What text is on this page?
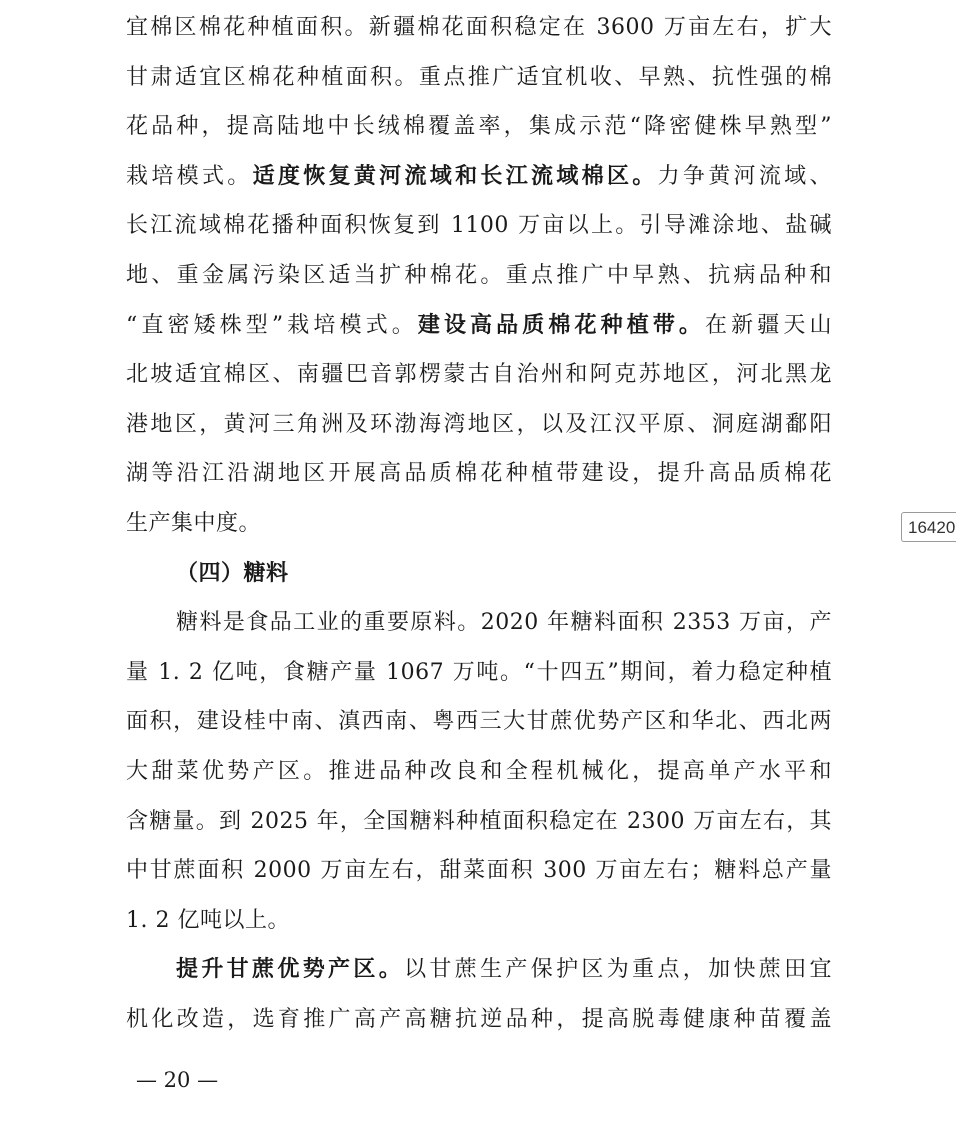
宜棉区棉花种植面积。新疆棉花面积稳定在 3600 万亩左右，扩大
甘肃适宜区棉花种植面积。重点推广适宜机收、早熟、抗性强的棉
花品种，提高陆地中长绒棉覆盖率，集成示范“降密健株早熟型”
栽培模式。适度恢复黄河流域和长江流域棉区。力争黄河流域、
长江流域棉花播种面积恢复到 1100 万亩以上。引导滩涂地、盐碱
地、重金属污染区适当扩种棉花。重点推广中早熟、抗病品种和
“直密矮株型”栽培模式。建设高品质棉花种植带。在新疆天山
北坡适宜棉区、南疆巴音郭楞蒙古自治州和阿克苏地区，河北黑龙
港地区，黄河三角洲及环渤海湾地区，以及江汉平原、洞庭湖鄱阳
湖等沿江沿湖地区开展高品质棉花种植带建设，提升高品质棉花
生产集中度。
（四）糖料
糖料是食品工业的重要原料。2020 年糖料面积 2353 万亩，产
量 1. 2 亿吨，食糖产量 1067 万吨。“十四五”期间，着力稳定种植
面积，建设桂中南、滇西南、粤西三大甘蔗优势产区和华北、西北两
大甜菜优势产区。推进品种改良和全程机械化，提高单产水平和
含糖量。到 2025 年，全国糖料种植面积稳定在 2300 万亩左右，其
中甘蔗面积 2000 万亩左右，甜菜面积 300 万亩左右；糖料总产量
1. 2 亿吨以上。
提升甘蔗优势产区。以甘蔗生产保护区为重点，加快蔗田宜
机化改造，选育推广高产高糖抗逆品种，提高脱毒健康种苗覆盖
— 20 —
16420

→ **Instructions to follow**
Count the lines above that contain the word "万亩左右", and give only that number.

→ **Written solution**
3